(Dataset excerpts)
· · ·
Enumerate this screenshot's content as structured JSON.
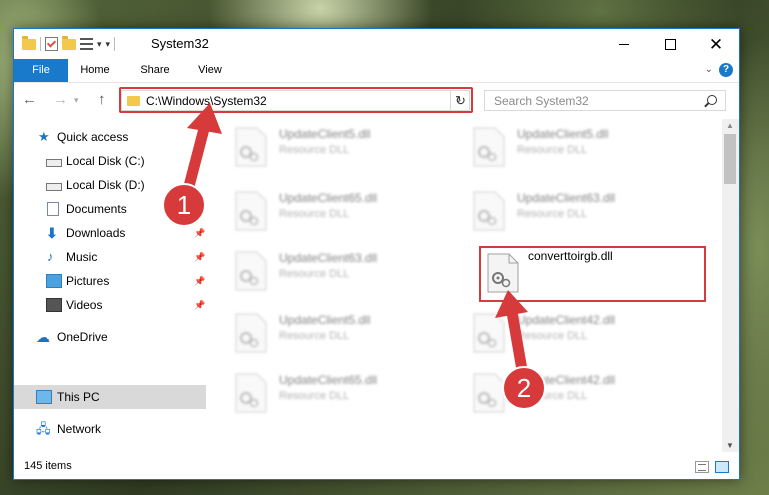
{
  "window": {
    "title": "System32"
  },
  "ribbon": {
    "tabs": [
      "File",
      "Home",
      "Share",
      "View"
    ]
  },
  "navbar": {
    "address": "C:\\Windows\\System32",
    "search_placeholder": "Search System32"
  },
  "sidebar": {
    "items": [
      {
        "label": "Quick access",
        "icon": "star-icon"
      },
      {
        "label": "Local Disk (C:)",
        "icon": "disk-icon"
      },
      {
        "label": "Local Disk (D:)",
        "icon": "disk-icon"
      },
      {
        "label": "Documents",
        "icon": "documents-icon"
      },
      {
        "label": "Downloads",
        "icon": "downloads-icon"
      },
      {
        "label": "Music",
        "icon": "music-icon"
      },
      {
        "label": "Pictures",
        "icon": "pictures-icon"
      },
      {
        "label": "Videos",
        "icon": "videos-icon"
      },
      {
        "label": "OneDrive",
        "icon": "cloud-icon"
      },
      {
        "label": "This PC",
        "icon": "computer-icon"
      },
      {
        "label": "Network",
        "icon": "network-icon"
      }
    ]
  },
  "files": [
    {
      "name": "UpdateClient5.dll",
      "type": "Resource DLL"
    },
    {
      "name": "UpdateClient5.dll",
      "type": "Resource DLL"
    },
    {
      "name": "UpdateClient65.dll",
      "type": "Resource DLL"
    },
    {
      "name": "UpdateClient63.dll",
      "type": "Resource DLL"
    },
    {
      "name": "UpdateClient63.dll",
      "type": "Resource DLL"
    },
    {
      "name": "converttoirgb.dll",
      "type": ""
    },
    {
      "name": "UpdateClient5.dll",
      "type": "Resource DLL"
    },
    {
      "name": "UpdateClient42.dll",
      "type": "Resource DLL"
    },
    {
      "name": "UpdateClient65.dll",
      "type": "Resource DLL"
    },
    {
      "name": "UpdateClient42.dll",
      "type": "Resource DLL"
    }
  ],
  "status": {
    "item_count": "145 items"
  },
  "callouts": [
    "1",
    "2"
  ],
  "colors": {
    "accent": "#1979ca",
    "highlight": "#d63a3a",
    "selected": "#cce8ff"
  }
}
· · ·
▶ _What you should do_: Quote the entries above word for word. Leave the images out.

▶ _Completed exercise_:
Enumerate this screenshot's content as structured JSON.
{
  "window": {
    "title": "System32"
  },
  "ribbon": {
    "tabs": [
      "File",
      "Home",
      "Share",
      "View"
    ]
  },
  "navbar": {
    "address": "C:\\Windows\\System32",
    "search_placeholder": "Search System32"
  },
  "sidebar": {
    "items": [
      {
        "label": "Quick access",
        "icon": "star-icon"
      },
      {
        "label": "Local Disk (C:)",
        "icon": "disk-icon"
      },
      {
        "label": "Local Disk (D:)",
        "icon": "disk-icon"
      },
      {
        "label": "Documents",
        "icon": "documents-icon"
      },
      {
        "label": "Downloads",
        "icon": "downloads-icon"
      },
      {
        "label": "Music",
        "icon": "music-icon"
      },
      {
        "label": "Pictures",
        "icon": "pictures-icon"
      },
      {
        "label": "Videos",
        "icon": "videos-icon"
      },
      {
        "label": "OneDrive",
        "icon": "cloud-icon"
      },
      {
        "label": "This PC",
        "icon": "computer-icon"
      },
      {
        "label": "Network",
        "icon": "network-icon"
      }
    ]
  },
  "files": [
    {
      "name": "UpdateClient5.dll",
      "type": "Resource DLL"
    },
    {
      "name": "UpdateClient5.dll",
      "type": "Resource DLL"
    },
    {
      "name": "UpdateClient65.dll",
      "type": "Resource DLL"
    },
    {
      "name": "UpdateClient63.dll",
      "type": "Resource DLL"
    },
    {
      "name": "UpdateClient63.dll",
      "type": "Resource DLL"
    },
    {
      "name": "converttoirgb.dll",
      "type": ""
    },
    {
      "name": "UpdateClient5.dll",
      "type": "Resource DLL"
    },
    {
      "name": "UpdateClient42.dll",
      "type": "Resource DLL"
    },
    {
      "name": "UpdateClient65.dll",
      "type": "Resource DLL"
    },
    {
      "name": "UpdateClient42.dll",
      "type": "Resource DLL"
    }
  ],
  "status": {
    "item_count": "145 items"
  },
  "callouts": [
    "1",
    "2"
  ],
  "colors": {
    "accent": "#1979ca",
    "highlight": "#d63a3a",
    "selected": "#cce8ff"
  }
}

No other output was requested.